## WORK INSTRUCTIONS
Copy down every line where the string "考卷中检测你的" shows up.

## RECORDS
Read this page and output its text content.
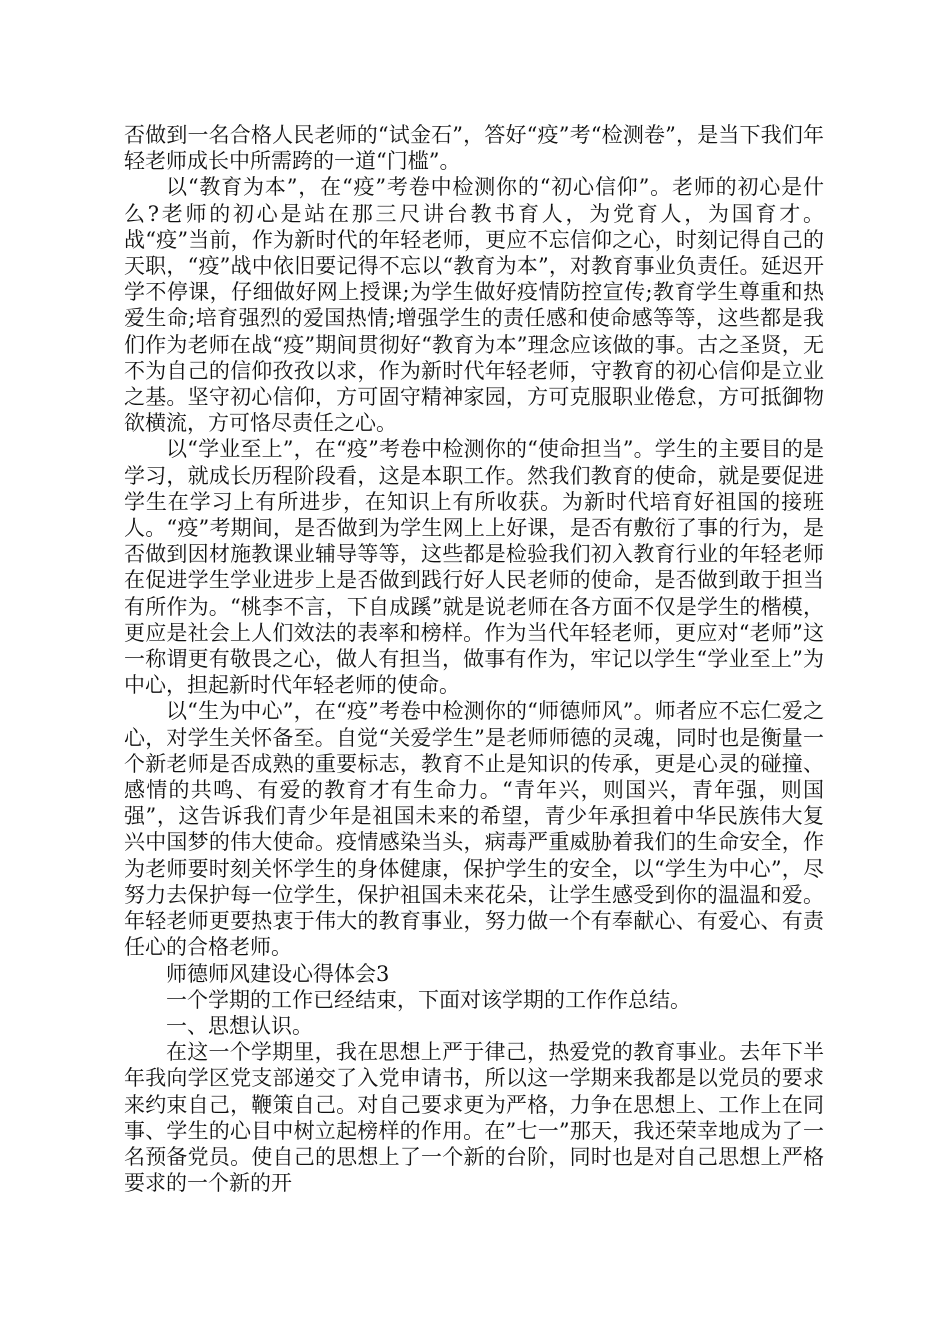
否做到一名合格人民老师的“试金石”，答好“疫”考“检测卷”，是当下我们年轻老师成长中所需跨的一道“门槛”。

以“教育为本”，在“疫”考卷中检测你的“初心信仰”。老师的初心是什么?老师的初心是站在那三尺讲台教书育人，为党育人，为国育才。战“疫”当前，作为新时代的年轻老师，更应不忘信仰之心，时刻记得自己的天职，“疫”战中依旧要记得不忘以“教育为本”，对教育事业负责任。延迟开学不停课，仔细做好网上授课;为学生做好疫情防控宣传;教育学生尊重和热爱生命;培育强烈的爱国热情;增强学生的责任感和使命感等等，这些都是我们作为老师在战“疫”期间贯彻好“教育为本”理念应该做的事。古之圣贤，无不为自己的信仰孜孜以求，作为新时代年轻老师，守教育的初心信仰是立业之基。坚守初心信仰，方可固守精神家园，方可克服职业倦怠，方可抵御物欲横流，方可恪尽责任之心。

以“学业至上”，在“疫”考卷中检测你的“使命担当”。学生的主要目的是学习，就成长历程阶段看，这是本职工作。然我们教育的使命，就是要促进学生在学习上有所进步，在知识上有所收获。为新时代培育好祖国的接班人。“疫”考期间，是否做到为学生网上上好课，是否有敷衍了事的行为，是否做到因材施教课业辅导等等，这些都是检验我们初入教育行业的年轻老师在促进学生学业进步上是否做到践行好人民老师的使命，是否做到敢于担当有所作为。“桃李不言，下自成蹊”就是说老师在各方面不仅是学生的楷模，更应是社会上人们效法的表率和榜样。作为当代年轻老师，更应对“老师”这一称谓更有敬畏之心，做人有担当，做事有作为，牢记以学生“学业至上”为中心，担起新时代年轻老师的使命。

以“生为中心”，在“疫”考卷中检测你的“师德师风”。师者应不忘仁爱之心，对学生关怀备至。自觉“关爱学生”是老师师德的灵魂，同时也是衡量一个新老师是否成熟的重要标志，教育不止是知识的传承，更是心灵的碰撞、感情的共鸣、有爱的教育才有生命力。“青年兴，则国兴，青年强，则国强”，这告诉我们青少年是祖国未来的希望，青少年承担着中华民族伟大复兴中国梦的伟大使命。疫情感染当头，病毒严重威胁着我们的生命安全，作为老师要时刻关怀学生的身体健康，保护学生的安全，以“学生为中心”，尽努力去保护每一位学生，保护祖国未来花朵，让学生感受到你的温温和爱。年轻老师更要热衷于伟大的教育事业，努力做一个有奉献心、有爱心、有责任心的合格老师。

师德师风建设心得体会3

一个学期的工作已经结束，下面对该学期的工作作总结。

一、思想认识。

在这一个学期里，我在思想上严于律己，热爱党的教育事业。去年下半年我向学区党支部递交了入党申请书，所以这一学期来我都是以党员的要求来约束自己，鞭策自己。对自己要求更为严格，力争在思想上、工作上在同事、学生的心目中树立起榜样的作用。在”七一”那天，我还荣幸地成为了一名预备党员。使自己的思想上了一个新的台阶，同时也是对自己思想上严格要求的一个新的开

## SOLUTION FOR THIS PROBLEM
以“教育为本”，在“疫”考卷中检测你的“初心信仰”。老师的初心是什么?老师的初心是站在那三尺讲台教书育人，为党育人，为国育才。战“疫”当前，作为新时代的年轻老师，更应不忘信仰之心，时刻记得自己的天职，“疫”战中依旧要记得不忘以“教育为本”，对教育事业负责任。延迟开学不停课，仔细做好网上授课;为学生做好疫情防控宣传;教育学生尊重和热爱生命;培育强烈的爱国热情;增强学生的责任感和使命感等等，这些都是我们作为老师在战“疫”期间贯彻好“教育为本”理念应该做的事。古之圣贤，无不为自己的信仰孜孜以求，作为新时代年轻老师，守教育的初心信仰是立业之基。坚守初心信仰，方可固守精神家园，方可克服职业倦怠，方可抵御物欲横流，方可恪尽责任之心。
以“学业至上”，在“疫”考卷中检测你的“使命担当”。学生的主要目的是学习，就成长历程阶段看，这是本职工作。然我们教育的使命，就是要促进学生在学习上有所进步，在知识上有所收获。为新时代培育好祖国的接班人。“疫”考期间，是否做到为学生网上上好课，是否有敷衍了事的行为，是否做到因材施教课业辅导等等，这些都是检验我们初入教育行业的年轻老师在促进学生学业进步上是否做到践行好人民老师的使命，是否做到敢于担当有所作为。“桃李不言，下自成蹊”就是说老师在各方面不仅是学生的楷模，更应是社会上人们效法的表率和榜样。作为当代年轻老师，更应对“老师”这一称谓更有敬畏之心，做人有担当，做事有作为，牢记以学生“学业至上”为中心，担起新时代年轻老师的使命。
以“生为中心”，在“疫”考卷中检测你的“师德师风”。师者应不忘仁爱之心，对学生关怀备至。自觉“关爱学生”是老师师德的灵魂，同时也是衡量一个新老师是否成熟的重要标志，教育不止是知识的传承，更是心灵的碰撞、感情的共鸣、有爱的教育才有生命力。“青年兴，则国兴，青年强，则国强”，这告诉我们青少年是祖国未来的希望，青少年承担着中华民族伟大复兴中国梦的伟大使命。疫情感染当头，病毒严重威胁着我们的生命安全，作为老师要时刻关怀学生的身体健康，保护学生的安全，以“学生为中心”，尽努力去保护每一位学生，保护祖国未来花朵，让学生感受到你的温温和爱。年轻老师更要热衷于伟大的教育事业，努力做一个有奉献心、有爱心、有责任心的合格老师。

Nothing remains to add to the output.